* begin *

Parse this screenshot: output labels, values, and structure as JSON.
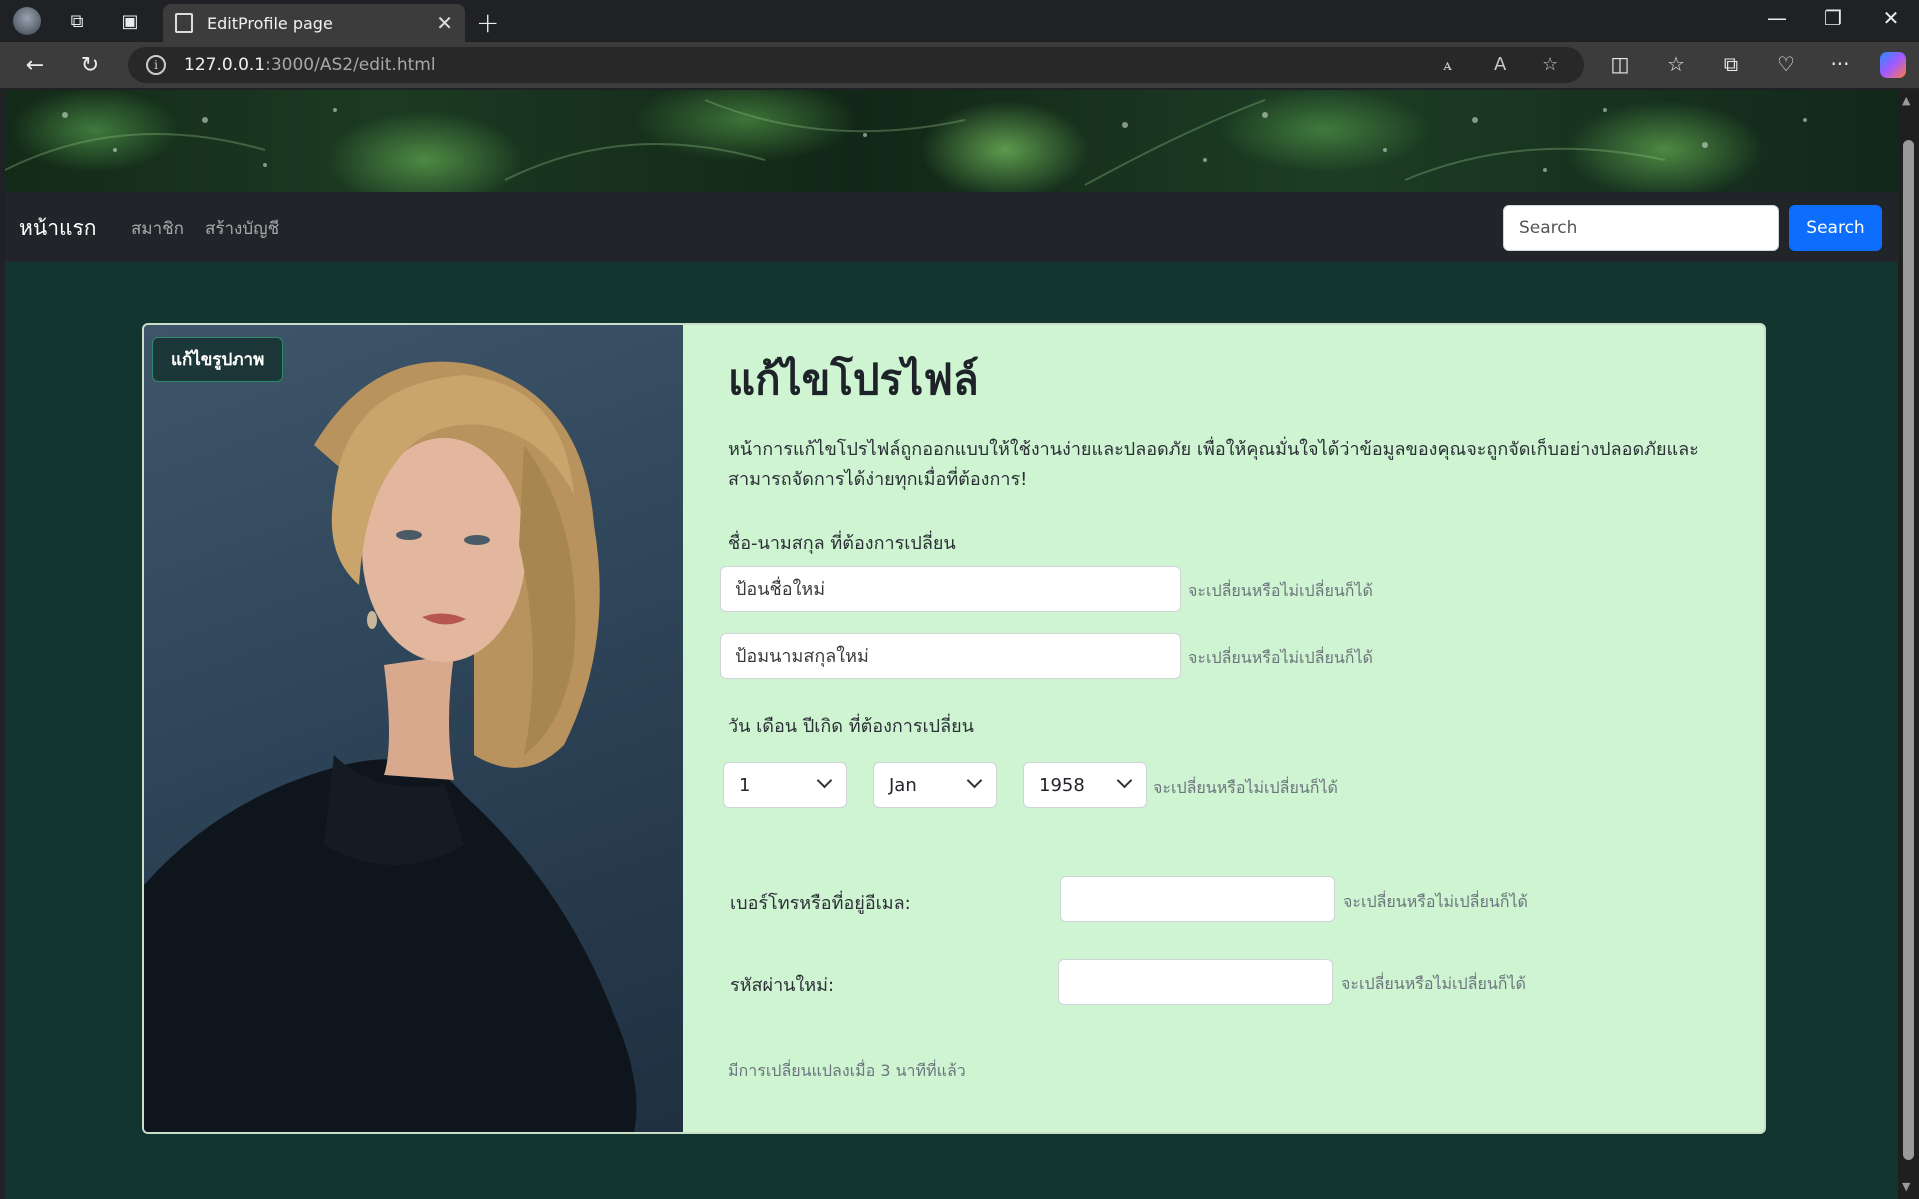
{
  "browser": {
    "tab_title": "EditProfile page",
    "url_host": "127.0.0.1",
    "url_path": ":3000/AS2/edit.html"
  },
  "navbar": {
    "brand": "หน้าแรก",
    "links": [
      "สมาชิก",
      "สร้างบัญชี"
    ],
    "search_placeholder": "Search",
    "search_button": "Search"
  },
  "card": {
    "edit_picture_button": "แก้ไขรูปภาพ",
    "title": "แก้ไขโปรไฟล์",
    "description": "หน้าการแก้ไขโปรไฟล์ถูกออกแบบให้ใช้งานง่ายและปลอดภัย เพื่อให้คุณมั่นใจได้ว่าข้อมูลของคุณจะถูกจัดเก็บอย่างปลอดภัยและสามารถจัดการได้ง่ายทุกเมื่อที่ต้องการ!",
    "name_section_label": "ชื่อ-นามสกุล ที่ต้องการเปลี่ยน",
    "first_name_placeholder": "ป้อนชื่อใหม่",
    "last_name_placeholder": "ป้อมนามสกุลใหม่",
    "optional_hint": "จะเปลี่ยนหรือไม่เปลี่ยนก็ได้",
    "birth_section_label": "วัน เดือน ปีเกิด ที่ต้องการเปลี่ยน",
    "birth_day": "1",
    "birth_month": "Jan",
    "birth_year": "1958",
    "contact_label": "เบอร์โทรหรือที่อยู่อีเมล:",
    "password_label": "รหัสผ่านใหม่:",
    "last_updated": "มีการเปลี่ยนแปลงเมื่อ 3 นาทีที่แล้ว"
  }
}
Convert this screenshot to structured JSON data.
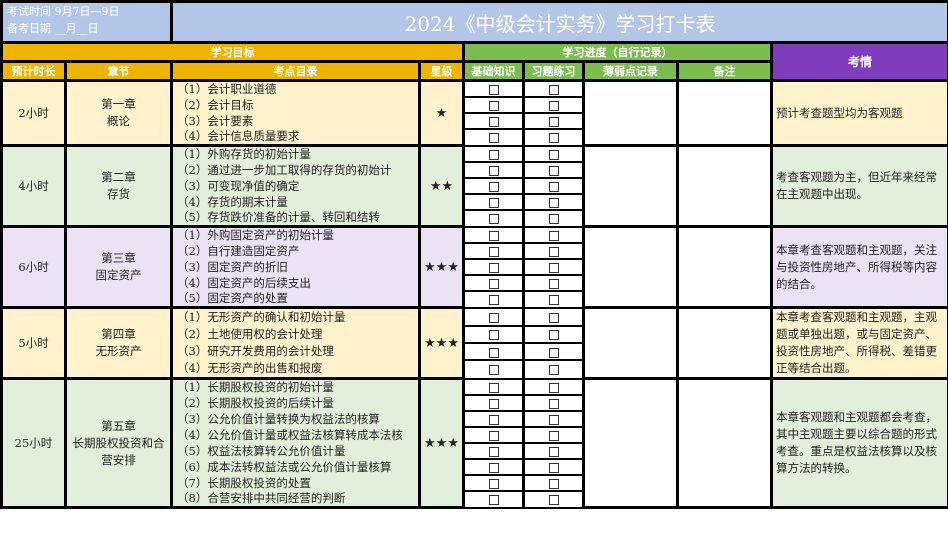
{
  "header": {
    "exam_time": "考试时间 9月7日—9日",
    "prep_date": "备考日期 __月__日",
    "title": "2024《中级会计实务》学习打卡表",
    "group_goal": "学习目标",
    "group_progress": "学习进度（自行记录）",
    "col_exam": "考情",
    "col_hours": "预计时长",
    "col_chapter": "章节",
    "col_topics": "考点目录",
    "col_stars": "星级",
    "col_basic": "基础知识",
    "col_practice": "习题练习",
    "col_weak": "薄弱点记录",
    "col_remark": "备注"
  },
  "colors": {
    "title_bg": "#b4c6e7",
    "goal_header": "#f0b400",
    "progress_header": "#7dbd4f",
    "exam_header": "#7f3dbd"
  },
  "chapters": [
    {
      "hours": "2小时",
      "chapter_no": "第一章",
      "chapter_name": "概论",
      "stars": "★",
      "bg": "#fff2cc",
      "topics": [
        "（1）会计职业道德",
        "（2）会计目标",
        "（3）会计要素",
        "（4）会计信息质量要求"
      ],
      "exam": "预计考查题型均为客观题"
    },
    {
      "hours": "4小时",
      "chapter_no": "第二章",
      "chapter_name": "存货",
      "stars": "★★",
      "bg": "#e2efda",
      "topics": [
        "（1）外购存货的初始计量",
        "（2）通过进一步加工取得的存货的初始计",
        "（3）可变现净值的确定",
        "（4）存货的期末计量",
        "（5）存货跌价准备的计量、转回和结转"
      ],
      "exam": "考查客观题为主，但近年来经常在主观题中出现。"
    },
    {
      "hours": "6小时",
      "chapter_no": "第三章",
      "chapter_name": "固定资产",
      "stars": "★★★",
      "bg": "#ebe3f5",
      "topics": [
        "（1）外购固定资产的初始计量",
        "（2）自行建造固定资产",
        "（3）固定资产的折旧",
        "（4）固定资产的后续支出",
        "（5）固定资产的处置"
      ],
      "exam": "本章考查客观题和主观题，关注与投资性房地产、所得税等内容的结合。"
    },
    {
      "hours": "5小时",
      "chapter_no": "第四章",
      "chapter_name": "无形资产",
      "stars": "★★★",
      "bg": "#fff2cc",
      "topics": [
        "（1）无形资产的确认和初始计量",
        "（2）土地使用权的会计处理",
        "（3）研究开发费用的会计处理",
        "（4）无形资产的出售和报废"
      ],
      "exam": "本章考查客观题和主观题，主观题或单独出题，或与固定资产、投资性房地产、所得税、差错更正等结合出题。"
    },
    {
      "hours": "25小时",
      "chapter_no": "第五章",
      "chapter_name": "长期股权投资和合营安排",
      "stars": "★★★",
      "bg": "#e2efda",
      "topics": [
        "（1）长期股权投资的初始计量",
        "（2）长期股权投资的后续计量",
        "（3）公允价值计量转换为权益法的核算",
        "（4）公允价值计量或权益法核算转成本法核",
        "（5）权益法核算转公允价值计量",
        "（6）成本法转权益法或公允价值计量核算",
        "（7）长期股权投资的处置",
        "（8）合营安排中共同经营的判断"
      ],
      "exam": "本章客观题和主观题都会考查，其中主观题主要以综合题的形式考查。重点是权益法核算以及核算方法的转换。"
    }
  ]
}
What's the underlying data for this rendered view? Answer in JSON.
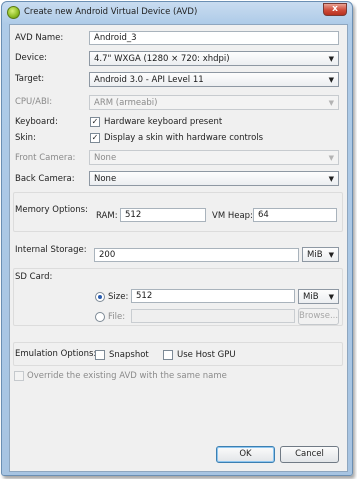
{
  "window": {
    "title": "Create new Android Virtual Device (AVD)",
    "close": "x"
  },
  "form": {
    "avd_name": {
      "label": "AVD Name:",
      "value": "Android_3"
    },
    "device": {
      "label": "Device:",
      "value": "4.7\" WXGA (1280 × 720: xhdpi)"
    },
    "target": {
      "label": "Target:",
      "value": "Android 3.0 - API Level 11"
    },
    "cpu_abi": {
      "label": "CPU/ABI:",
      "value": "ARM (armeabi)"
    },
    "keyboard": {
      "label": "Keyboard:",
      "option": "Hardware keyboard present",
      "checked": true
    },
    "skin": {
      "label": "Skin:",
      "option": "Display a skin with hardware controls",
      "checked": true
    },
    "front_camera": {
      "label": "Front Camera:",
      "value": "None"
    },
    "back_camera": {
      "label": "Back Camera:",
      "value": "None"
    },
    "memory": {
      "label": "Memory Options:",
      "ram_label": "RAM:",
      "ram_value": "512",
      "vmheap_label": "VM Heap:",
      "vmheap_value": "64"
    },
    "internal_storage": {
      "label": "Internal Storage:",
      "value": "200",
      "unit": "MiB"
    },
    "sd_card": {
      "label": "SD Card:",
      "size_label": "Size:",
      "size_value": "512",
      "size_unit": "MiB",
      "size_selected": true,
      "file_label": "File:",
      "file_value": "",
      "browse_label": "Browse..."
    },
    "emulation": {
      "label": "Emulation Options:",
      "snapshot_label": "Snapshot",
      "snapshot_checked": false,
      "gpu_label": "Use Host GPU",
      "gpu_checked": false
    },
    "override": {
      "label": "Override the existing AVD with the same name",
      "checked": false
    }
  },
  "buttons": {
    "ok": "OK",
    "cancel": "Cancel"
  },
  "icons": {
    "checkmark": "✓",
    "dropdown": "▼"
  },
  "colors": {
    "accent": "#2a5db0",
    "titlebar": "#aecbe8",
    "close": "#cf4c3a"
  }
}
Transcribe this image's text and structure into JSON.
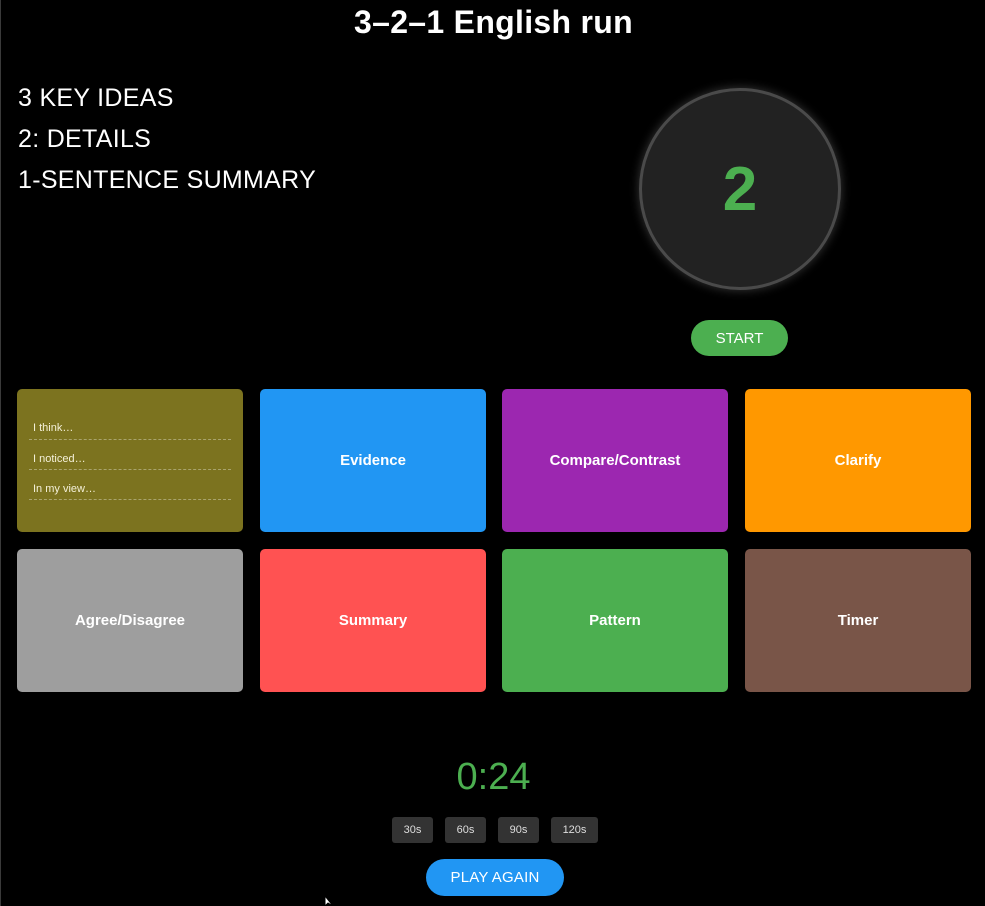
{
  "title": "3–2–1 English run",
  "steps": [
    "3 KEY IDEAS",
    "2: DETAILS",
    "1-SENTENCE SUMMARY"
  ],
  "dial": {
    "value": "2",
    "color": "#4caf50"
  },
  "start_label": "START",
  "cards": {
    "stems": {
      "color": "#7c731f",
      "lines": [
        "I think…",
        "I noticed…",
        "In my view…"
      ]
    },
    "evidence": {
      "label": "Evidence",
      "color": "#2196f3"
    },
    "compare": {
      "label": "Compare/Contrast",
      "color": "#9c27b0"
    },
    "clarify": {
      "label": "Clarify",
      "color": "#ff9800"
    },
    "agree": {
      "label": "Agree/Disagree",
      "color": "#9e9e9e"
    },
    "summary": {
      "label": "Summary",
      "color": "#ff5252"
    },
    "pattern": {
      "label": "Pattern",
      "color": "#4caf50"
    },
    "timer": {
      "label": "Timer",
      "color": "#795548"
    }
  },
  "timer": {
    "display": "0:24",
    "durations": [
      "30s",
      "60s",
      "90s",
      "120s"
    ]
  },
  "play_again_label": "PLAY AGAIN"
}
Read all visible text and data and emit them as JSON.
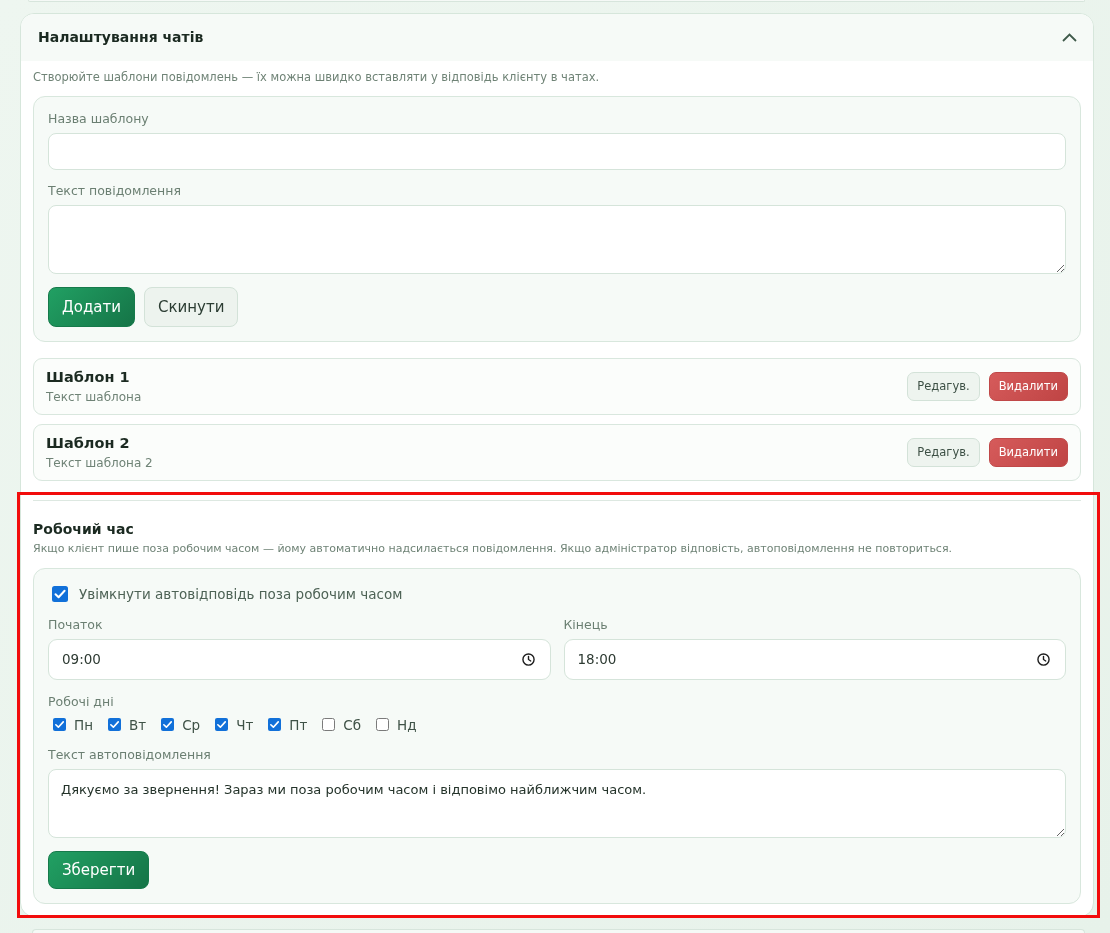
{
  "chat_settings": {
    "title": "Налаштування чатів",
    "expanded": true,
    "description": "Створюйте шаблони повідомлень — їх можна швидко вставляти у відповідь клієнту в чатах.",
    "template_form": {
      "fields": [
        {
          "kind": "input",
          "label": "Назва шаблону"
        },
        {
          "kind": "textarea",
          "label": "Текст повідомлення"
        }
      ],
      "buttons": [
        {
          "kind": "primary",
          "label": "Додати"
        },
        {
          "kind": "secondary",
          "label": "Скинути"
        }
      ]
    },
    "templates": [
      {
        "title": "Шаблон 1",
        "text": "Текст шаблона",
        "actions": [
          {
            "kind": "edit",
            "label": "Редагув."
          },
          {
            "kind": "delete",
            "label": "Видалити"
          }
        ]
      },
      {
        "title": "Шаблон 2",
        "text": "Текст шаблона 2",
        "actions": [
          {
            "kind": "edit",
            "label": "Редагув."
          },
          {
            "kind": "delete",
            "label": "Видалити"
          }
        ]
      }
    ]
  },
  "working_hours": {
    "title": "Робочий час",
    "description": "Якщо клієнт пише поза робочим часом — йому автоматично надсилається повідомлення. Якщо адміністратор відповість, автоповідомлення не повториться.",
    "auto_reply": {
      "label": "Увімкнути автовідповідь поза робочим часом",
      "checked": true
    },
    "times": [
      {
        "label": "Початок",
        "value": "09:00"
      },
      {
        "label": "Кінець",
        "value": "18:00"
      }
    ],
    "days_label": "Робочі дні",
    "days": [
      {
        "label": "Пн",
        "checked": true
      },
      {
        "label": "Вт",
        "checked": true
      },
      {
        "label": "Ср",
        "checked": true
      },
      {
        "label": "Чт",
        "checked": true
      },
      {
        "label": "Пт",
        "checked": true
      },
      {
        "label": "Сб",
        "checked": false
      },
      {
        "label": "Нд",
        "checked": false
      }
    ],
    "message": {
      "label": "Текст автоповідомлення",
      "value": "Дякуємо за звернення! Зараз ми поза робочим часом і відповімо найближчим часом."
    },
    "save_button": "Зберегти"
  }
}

* end *

From the data, collect all lines where the string "автоповідомлення" appears.

● The completed task
    "description": "Якщо клієнт пише поза робочим часом — йому автоматично надсилається повідомлення. Якщо адміністратор відповість, автоповідомлення не повториться.",
      "label": "Текст автоповідомлення",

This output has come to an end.